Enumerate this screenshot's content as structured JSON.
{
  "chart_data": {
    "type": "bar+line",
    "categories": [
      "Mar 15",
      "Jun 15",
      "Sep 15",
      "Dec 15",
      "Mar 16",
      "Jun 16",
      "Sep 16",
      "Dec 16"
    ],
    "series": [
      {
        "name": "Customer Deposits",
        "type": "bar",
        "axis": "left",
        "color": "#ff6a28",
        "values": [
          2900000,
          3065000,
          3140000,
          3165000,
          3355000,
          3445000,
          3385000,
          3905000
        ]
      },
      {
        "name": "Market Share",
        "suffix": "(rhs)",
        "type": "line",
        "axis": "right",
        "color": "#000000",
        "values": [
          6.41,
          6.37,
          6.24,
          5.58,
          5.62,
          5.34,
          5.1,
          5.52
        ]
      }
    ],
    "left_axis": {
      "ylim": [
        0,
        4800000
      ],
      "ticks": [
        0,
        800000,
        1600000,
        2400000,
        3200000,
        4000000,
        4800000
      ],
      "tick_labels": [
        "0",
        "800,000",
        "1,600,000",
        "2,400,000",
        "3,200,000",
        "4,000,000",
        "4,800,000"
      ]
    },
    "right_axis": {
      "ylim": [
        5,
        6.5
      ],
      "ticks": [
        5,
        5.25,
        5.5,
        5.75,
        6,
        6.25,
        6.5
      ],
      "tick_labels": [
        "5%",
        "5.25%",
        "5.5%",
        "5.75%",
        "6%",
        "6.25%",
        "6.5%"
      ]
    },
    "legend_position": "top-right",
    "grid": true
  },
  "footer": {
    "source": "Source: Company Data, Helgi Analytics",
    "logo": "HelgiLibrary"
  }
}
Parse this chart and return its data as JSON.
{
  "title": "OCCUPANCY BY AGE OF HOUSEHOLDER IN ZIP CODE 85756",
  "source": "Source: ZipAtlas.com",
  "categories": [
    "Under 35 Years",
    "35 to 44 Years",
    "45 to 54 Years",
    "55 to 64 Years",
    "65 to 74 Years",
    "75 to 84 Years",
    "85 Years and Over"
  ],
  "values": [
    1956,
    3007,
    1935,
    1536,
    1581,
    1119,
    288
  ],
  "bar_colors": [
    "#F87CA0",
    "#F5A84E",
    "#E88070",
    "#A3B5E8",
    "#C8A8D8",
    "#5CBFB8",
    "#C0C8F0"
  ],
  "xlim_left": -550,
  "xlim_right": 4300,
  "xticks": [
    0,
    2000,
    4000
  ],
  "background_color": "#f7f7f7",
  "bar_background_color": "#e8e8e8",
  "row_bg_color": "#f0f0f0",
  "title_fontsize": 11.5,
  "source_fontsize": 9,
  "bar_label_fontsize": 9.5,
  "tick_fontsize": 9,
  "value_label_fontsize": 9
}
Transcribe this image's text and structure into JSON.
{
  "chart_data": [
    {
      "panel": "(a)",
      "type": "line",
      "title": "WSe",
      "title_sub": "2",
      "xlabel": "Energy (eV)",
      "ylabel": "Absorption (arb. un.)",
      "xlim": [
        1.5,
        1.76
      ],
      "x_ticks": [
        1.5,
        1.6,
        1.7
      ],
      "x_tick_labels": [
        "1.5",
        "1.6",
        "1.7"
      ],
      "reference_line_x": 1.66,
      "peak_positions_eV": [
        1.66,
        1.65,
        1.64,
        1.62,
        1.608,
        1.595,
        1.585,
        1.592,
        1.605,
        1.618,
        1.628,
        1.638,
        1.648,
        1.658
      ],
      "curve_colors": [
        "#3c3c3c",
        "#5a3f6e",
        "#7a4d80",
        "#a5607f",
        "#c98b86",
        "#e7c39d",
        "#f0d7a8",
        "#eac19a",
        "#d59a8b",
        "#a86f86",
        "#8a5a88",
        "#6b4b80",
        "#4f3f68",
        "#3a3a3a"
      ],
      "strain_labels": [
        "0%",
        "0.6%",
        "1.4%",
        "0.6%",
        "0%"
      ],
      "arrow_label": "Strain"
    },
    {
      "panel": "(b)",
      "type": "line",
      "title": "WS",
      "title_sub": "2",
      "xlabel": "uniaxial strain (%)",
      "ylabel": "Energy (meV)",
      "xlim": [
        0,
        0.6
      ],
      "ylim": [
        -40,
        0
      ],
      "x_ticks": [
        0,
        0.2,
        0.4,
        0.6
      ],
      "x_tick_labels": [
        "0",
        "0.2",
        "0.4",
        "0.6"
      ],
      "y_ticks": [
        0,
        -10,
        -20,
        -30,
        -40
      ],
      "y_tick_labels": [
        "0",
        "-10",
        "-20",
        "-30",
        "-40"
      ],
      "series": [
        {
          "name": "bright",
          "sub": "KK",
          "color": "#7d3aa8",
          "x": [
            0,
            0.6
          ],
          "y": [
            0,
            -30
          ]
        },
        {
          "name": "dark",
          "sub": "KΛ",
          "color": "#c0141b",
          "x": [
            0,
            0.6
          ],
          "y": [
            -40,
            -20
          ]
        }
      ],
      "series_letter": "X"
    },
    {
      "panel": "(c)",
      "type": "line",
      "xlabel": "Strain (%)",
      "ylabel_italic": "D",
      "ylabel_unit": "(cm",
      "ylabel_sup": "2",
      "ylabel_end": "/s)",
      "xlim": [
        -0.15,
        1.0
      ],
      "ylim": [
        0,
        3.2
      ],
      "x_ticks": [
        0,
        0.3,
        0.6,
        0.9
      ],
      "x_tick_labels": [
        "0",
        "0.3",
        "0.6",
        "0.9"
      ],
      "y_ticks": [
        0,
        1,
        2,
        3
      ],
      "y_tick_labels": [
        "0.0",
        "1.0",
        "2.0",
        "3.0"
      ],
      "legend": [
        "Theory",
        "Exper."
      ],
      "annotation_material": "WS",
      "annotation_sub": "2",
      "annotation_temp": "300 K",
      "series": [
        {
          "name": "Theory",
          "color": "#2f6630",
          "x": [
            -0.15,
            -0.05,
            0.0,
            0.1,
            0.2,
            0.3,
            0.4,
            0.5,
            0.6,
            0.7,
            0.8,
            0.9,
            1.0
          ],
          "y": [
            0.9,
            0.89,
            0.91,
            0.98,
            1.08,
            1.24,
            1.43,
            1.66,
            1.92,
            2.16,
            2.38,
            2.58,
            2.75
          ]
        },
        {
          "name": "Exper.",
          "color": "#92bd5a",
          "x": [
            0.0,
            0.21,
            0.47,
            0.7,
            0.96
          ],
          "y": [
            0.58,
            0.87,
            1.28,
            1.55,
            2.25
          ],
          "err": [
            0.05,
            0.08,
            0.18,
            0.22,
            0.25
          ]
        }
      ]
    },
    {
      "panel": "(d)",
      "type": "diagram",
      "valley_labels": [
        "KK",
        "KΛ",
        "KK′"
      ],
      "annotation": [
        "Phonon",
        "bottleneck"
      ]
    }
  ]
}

★ ★ ★ ★ ★ ★ ★

◆ Work required ◆
Print all of the entries again, exactly as written.

◆ Solution for this problem ◆
Enumerate this screenshot's content as structured JSON.
{
  "chart_data": {
    "type": "bar+line",
    "categories": [
      "Mar 15",
      "Jun 15",
      "Sep 15",
      "Dec 15",
      "Mar 16",
      "Jun 16",
      "Sep 16",
      "Dec 16"
    ],
    "series": [
      {
        "name": "Customer Deposits",
        "type": "bar",
        "axis": "left",
        "color": "#ff6a28",
        "values": [
          2900000,
          3065000,
          3140000,
          3165000,
          3355000,
          3445000,
          3385000,
          3905000
        ]
      },
      {
        "name": "Market Share",
        "suffix": "(rhs)",
        "type": "line",
        "axis": "right",
        "color": "#000000",
        "values": [
          6.41,
          6.37,
          6.24,
          5.58,
          5.62,
          5.34,
          5.1,
          5.52
        ]
      }
    ],
    "left_axis": {
      "ylim": [
        0,
        4800000
      ],
      "ticks": [
        0,
        800000,
        1600000,
        2400000,
        3200000,
        4000000,
        4800000
      ],
      "tick_labels": [
        "0",
        "800,000",
        "1,600,000",
        "2,400,000",
        "3,200,000",
        "4,000,000",
        "4,800,000"
      ]
    },
    "right_axis": {
      "ylim": [
        5,
        6.5
      ],
      "ticks": [
        5,
        5.25,
        5.5,
        5.75,
        6,
        6.25,
        6.5
      ],
      "tick_labels": [
        "5%",
        "5.25%",
        "5.5%",
        "5.75%",
        "6%",
        "6.25%",
        "6.5%"
      ]
    },
    "legend_position": "top-right",
    "grid": true
  },
  "footer": {
    "source": "Source: Company Data, Helgi Analytics",
    "logo": "HelgiLibrary"
  }
}
Parse this chart and return its data as JSON.
{
  "title": "OCCUPANCY BY AGE OF HOUSEHOLDER IN ZIP CODE 85756",
  "source": "Source: ZipAtlas.com",
  "categories": [
    "Under 35 Years",
    "35 to 44 Years",
    "45 to 54 Years",
    "55 to 64 Years",
    "65 to 74 Years",
    "75 to 84 Years",
    "85 Years and Over"
  ],
  "values": [
    1956,
    3007,
    1935,
    1536,
    1581,
    1119,
    288
  ],
  "bar_colors": [
    "#F87CA0",
    "#F5A84E",
    "#E88070",
    "#A3B5E8",
    "#C8A8D8",
    "#5CBFB8",
    "#C0C8F0"
  ],
  "xlim_left": -550,
  "xlim_right": 4300,
  "xticks": [
    0,
    2000,
    4000
  ],
  "background_color": "#f7f7f7",
  "bar_background_color": "#e8e8e8",
  "row_bg_color": "#f0f0f0",
  "title_fontsize": 11.5,
  "source_fontsize": 9,
  "bar_label_fontsize": 9.5,
  "tick_fontsize": 9,
  "value_label_fontsize": 9
}
Transcribe this image's text and structure into JSON.
{
  "chart_data": [
    {
      "panel": "(a)",
      "type": "line",
      "title": "WSe",
      "title_sub": "2",
      "xlabel": "Energy (eV)",
      "ylabel": "Absorption (arb. un.)",
      "xlim": [
        1.5,
        1.76
      ],
      "x_ticks": [
        1.5,
        1.6,
        1.7
      ],
      "x_tick_labels": [
        "1.5",
        "1.6",
        "1.7"
      ],
      "reference_line_x": 1.66,
      "peak_positions_eV": [
        1.66,
        1.65,
        1.64,
        1.62,
        1.608,
        1.595,
        1.585,
        1.592,
        1.605,
        1.618,
        1.628,
        1.638,
        1.648,
        1.658
      ],
      "curve_colors": [
        "#3c3c3c",
        "#5a3f6e",
        "#7a4d80",
        "#a5607f",
        "#c98b86",
        "#e7c39d",
        "#f0d7a8",
        "#eac19a",
        "#d59a8b",
        "#a86f86",
        "#8a5a88",
        "#6b4b80",
        "#4f3f68",
        "#3a3a3a"
      ],
      "strain_labels": [
        "0%",
        "0.6%",
        "1.4%",
        "0.6%",
        "0%"
      ],
      "arrow_label": "Strain"
    },
    {
      "panel": "(b)",
      "type": "line",
      "title": "WS",
      "title_sub": "2",
      "xlabel": "uniaxial strain (%)",
      "ylabel": "Energy (meV)",
      "xlim": [
        0,
        0.6
      ],
      "ylim": [
        -40,
        0
      ],
      "x_ticks": [
        0,
        0.2,
        0.4,
        0.6
      ],
      "x_tick_labels": [
        "0",
        "0.2",
        "0.4",
        "0.6"
      ],
      "y_ticks": [
        0,
        -10,
        -20,
        -30,
        -40
      ],
      "y_tick_labels": [
        "0",
        "-10",
        "-20",
        "-30",
        "-40"
      ],
      "series": [
        {
          "name": "bright",
          "sub": "KK",
          "color": "#7d3aa8",
          "x": [
            0,
            0.6
          ],
          "y": [
            0,
            -30
          ]
        },
        {
          "name": "dark",
          "sub": "KΛ",
          "color": "#c0141b",
          "x": [
            0,
            0.6
          ],
          "y": [
            -40,
            -20
          ]
        }
      ],
      "series_letter": "X"
    },
    {
      "panel": "(c)",
      "type": "line",
      "xlabel": "Strain (%)",
      "ylabel_italic": "D",
      "ylabel_unit": "(cm",
      "ylabel_sup": "2",
      "ylabel_end": "/s)",
      "xlim": [
        -0.15,
        1.0
      ],
      "ylim": [
        0,
        3.2
      ],
      "x_ticks": [
        0,
        0.3,
        0.6,
        0.9
      ],
      "x_tick_labels": [
        "0",
        "0.3",
        "0.6",
        "0.9"
      ],
      "y_ticks": [
        0,
        1,
        2,
        3
      ],
      "y_tick_labels": [
        "0.0",
        "1.0",
        "2.0",
        "3.0"
      ],
      "legend": [
        "Theory",
        "Exper."
      ],
      "annotation_material": "WS",
      "annotation_sub": "2",
      "annotation_temp": "300 K",
      "series": [
        {
          "name": "Theory",
          "color": "#2f6630",
          "x": [
            -0.15,
            -0.05,
            0.0,
            0.1,
            0.2,
            0.3,
            0.4,
            0.5,
            0.6,
            0.7,
            0.8,
            0.9,
            1.0
          ],
          "y": [
            0.9,
            0.89,
            0.91,
            0.98,
            1.08,
            1.24,
            1.43,
            1.66,
            1.92,
            2.16,
            2.38,
            2.58,
            2.75
          ]
        },
        {
          "name": "Exper.",
          "color": "#92bd5a",
          "x": [
            0.0,
            0.21,
            0.47,
            0.7,
            0.96
          ],
          "y": [
            0.58,
            0.87,
            1.28,
            1.55,
            2.25
          ],
          "err": [
            0.05,
            0.08,
            0.18,
            0.22,
            0.25
          ]
        }
      ]
    },
    {
      "panel": "(d)",
      "type": "diagram",
      "valley_labels": [
        "KK",
        "KΛ",
        "KK′"
      ],
      "annotation": [
        "Phonon",
        "bottleneck"
      ]
    }
  ]
}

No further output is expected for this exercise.